** Instruction **
Extract the listing in its entirety, keeping each line identical to the original.

Saved entries:
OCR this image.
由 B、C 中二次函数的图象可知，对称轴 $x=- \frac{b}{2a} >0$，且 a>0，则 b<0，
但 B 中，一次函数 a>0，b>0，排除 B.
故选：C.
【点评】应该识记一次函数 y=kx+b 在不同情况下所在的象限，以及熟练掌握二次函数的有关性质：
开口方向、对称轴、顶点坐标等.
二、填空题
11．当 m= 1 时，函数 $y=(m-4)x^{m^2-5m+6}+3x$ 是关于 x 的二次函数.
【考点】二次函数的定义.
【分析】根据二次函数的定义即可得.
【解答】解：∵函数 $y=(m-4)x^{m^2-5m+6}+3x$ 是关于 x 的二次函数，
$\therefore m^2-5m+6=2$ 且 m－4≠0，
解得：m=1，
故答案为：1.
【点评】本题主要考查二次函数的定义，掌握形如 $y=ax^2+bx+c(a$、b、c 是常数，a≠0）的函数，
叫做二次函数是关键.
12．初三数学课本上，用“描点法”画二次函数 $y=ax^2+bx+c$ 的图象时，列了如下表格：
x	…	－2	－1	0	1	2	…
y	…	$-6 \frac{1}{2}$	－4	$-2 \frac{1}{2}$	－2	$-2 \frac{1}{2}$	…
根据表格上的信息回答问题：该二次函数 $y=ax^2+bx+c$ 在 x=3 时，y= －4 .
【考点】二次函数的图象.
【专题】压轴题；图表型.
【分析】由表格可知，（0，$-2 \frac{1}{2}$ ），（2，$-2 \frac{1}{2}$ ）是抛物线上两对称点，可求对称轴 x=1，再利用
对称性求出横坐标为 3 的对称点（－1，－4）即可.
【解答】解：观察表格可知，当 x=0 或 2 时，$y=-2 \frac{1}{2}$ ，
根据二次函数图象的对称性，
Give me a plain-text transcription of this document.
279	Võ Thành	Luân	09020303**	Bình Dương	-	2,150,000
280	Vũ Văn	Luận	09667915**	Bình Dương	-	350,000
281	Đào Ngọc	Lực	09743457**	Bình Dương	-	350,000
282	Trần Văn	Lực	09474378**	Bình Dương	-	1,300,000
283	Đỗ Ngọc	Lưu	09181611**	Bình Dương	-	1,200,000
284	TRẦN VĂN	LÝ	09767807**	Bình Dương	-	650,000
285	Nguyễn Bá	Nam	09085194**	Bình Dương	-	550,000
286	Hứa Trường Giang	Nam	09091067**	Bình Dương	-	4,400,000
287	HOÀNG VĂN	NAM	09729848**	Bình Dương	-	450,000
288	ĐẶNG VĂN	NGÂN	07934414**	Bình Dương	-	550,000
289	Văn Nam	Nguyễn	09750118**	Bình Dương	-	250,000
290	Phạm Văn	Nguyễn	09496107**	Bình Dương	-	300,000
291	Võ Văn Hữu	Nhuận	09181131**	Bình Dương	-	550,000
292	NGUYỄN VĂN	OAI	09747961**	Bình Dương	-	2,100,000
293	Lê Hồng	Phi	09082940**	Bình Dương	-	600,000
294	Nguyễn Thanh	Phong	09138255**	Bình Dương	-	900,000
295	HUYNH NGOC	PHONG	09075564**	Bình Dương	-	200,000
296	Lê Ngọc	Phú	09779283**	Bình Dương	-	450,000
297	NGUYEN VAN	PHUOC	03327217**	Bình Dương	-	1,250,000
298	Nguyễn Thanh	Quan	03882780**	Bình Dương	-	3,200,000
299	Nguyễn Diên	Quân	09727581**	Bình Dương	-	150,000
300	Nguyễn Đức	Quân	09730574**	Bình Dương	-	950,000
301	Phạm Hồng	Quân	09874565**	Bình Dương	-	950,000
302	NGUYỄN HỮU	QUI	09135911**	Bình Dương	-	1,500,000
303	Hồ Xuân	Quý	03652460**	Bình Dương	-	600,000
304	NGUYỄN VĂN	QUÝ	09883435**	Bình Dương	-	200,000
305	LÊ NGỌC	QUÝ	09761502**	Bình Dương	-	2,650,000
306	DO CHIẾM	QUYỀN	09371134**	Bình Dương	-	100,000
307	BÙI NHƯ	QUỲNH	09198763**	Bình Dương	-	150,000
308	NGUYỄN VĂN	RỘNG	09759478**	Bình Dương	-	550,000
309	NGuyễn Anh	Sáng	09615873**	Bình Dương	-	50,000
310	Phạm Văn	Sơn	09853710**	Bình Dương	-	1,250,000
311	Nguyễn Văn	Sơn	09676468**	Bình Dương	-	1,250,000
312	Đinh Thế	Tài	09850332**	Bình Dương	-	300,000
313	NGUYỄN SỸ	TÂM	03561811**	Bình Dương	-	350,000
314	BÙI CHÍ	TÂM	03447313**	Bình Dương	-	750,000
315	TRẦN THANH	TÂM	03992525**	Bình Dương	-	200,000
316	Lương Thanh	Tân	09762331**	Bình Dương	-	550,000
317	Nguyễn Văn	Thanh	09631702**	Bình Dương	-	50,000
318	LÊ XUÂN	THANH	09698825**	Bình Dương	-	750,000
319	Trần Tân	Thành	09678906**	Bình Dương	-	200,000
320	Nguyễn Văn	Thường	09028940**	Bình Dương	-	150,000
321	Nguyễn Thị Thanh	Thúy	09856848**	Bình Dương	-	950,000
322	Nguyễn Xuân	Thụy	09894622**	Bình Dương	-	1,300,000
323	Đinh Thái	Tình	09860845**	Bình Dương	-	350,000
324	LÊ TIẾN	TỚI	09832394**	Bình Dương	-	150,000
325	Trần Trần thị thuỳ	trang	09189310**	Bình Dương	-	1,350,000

** Problem solution **
OCR this image.
由 B、C 中二次函数的图象可知，对称轴 $x=- \frac{b}{2a} >0$，且 a>0，则 b<0，
但 B 中，一次函数 a>0，b>0，排除 B.
故选：C.
【点评】应该识记一次函数 y=kx+b 在不同情况下所在的象限，以及熟练掌握二次函数的有关性质：
开口方向、对称轴、顶点坐标等.
二、填空题
11．当 m= 1 时，函数 $y=(m-4)x^{m^2-5m+6}+3x$ 是关于 x 的二次函数.
【考点】二次函数的定义.
【分析】根据二次函数的定义即可得.
【解答】解：∵函数 $y=(m-4)x^{m^2-5m+6}+3x$ 是关于 x 的二次函数，
$\therefore m^2-5m+6=2$ 且 m－4≠0，
解得：m=1，
故答案为：1.
【点评】本题主要考查二次函数的定义，掌握形如 $y=ax^2+bx+c(a$、b、c 是常数，a≠0）的函数，
叫做二次函数是关键.
12．初三数学课本上，用“描点法”画二次函数 $y=ax^2+bx+c$ 的图象时，列了如下表格：
x	…	－2	－1	0	1	2	…
y	…	$-6 \frac{1}{2}$	－4	$-2 \frac{1}{2}$	－2	$-2 \frac{1}{2}$	…
根据表格上的信息回答问题：该二次函数 $y=ax^2+bx+c$ 在 x=3 时，y= －4 .
【考点】二次函数的图象.
【专题】压轴题；图表型.
【分析】由表格可知，（0，$-2 \frac{1}{2}$ ），（2，$-2 \frac{1}{2}$ ）是抛物线上两对称点，可求对称轴 x=1，再利用
对称性求出横坐标为 3 的对称点（－1，－4）即可.
【解答】解：观察表格可知，当 x=0 或 2 时，$y=-2 \frac{1}{2}$ ，
根据二次函数图象的对称性，
Give me a plain-text transcription of this document.
279	Võ Thành	Luân	09020303**	Bình Dương	-	2,150,000
280	Vũ Văn	Luận	09667915**	Bình Dương	-	350,000
281	Đào Ngọc	Lực	09743457**	Bình Dương	-	350,000
282	Trần Văn	Lực	09474378**	Bình Dương	-	1,300,000
283	Đỗ Ngọc	Lưu	09181611**	Bình Dương	-	1,200,000
284	TRẦN VĂN	LÝ	09767807**	Bình Dương	-	650,000
285	Nguyễn Bá	Nam	09085194**	Bình Dương	-	550,000
286	Hứa Trường Giang	Nam	09091067**	Bình Dương	-	4,400,000
287	HOÀNG VĂN	NAM	09729848**	Bình Dương	-	450,000
288	ĐẶNG VĂN	NGÂN	07934414**	Bình Dương	-	550,000
289	Văn Nam	Nguyễn	09750118**	Bình Dương	-	250,000
290	Phạm Văn	Nguyễn	09496107**	Bình Dương	-	300,000
291	Võ Văn Hữu	Nhuận	09181131**	Bình Dương	-	550,000
292	NGUYỄN VĂN	OAI	09747961**	Bình Dương	-	2,100,000
293	Lê Hồng	Phi	09082940**	Bình Dương	-	600,000
294	Nguyễn Thanh	Phong	09138255**	Bình Dương	-	900,000
295	HUYNH NGOC	PHONG	09075564**	Bình Dương	-	200,000
296	Lê Ngọc	Phú	09779283**	Bình Dương	-	450,000
297	NGUYEN VAN	PHUOC	03327217**	Bình Dương	-	1,250,000
298	Nguyễn Thanh	Quan	03882780**	Bình Dương	-	3,200,000
299	Nguyễn Diên	Quân	09727581**	Bình Dương	-	150,000
300	Nguyễn Đức	Quân	09730574**	Bình Dương	-	950,000
301	Phạm Hồng	Quân	09874565**	Bình Dương	-	950,000
302	NGUYỄN HỮU	QUI	09135911**	Bình Dương	-	1,500,000
303	Hồ Xuân	Quý	03652460**	Bình Dương	-	600,000
304	NGUYỄN VĂN	QUÝ	09883435**	Bình Dương	-	200,000
305	LÊ NGỌC	QUÝ	09761502**	Bình Dương	-	2,650,000
306	DO CHIẾM	QUYỀN	09371134**	Bình Dương	-	100,000
307	BÙI NHƯ	QUỲNH	09198763**	Bình Dương	-	150,000
308	NGUYỄN VĂN	RỘNG	09759478**	Bình Dương	-	550,000
309	NGuyễn Anh	Sáng	09615873**	Bình Dương	-	50,000
310	Phạm Văn	Sơn	09853710**	Bình Dương	-	1,250,000
311	Nguyễn Văn	Sơn	09676468**	Bình Dương	-	1,250,000
312	Đinh Thế	Tài	09850332**	Bình Dương	-	300,000
313	NGUYỄN SỸ	TÂM	03561811**	Bình Dương	-	350,000
314	BÙI CHÍ	TÂM	03447313**	Bình Dương	-	750,000
315	TRẦN THANH	TÂM	03992525**	Bình Dương	-	200,000
316	Lương Thanh	Tân	09762331**	Bình Dương	-	550,000
317	Nguyễn Văn	Thanh	09631702**	Bình Dương	-	50,000
318	LÊ XUÂN	THANH	09698825**	Bình Dương	-	750,000
319	Trần Tân	Thành	09678906**	Bình Dương	-	200,000
320	Nguyễn Văn	Thường	09028940**	Bình Dương	-	150,000
321	Nguyễn Thị Thanh	Thúy	09856848**	Bình Dương	-	950,000
322	Nguyễn Xuân	Thụy	09894622**	Bình Dương	-	1,300,000
323	Đinh Thái	Tình	09860845**	Bình Dương	-	350,000
324	LÊ TIẾN	TỚI	09832394**	Bình Dương	-	150,000
325	Trần Trần thị thuỳ	trang	09189310**	Bình Dương	-	1,350,000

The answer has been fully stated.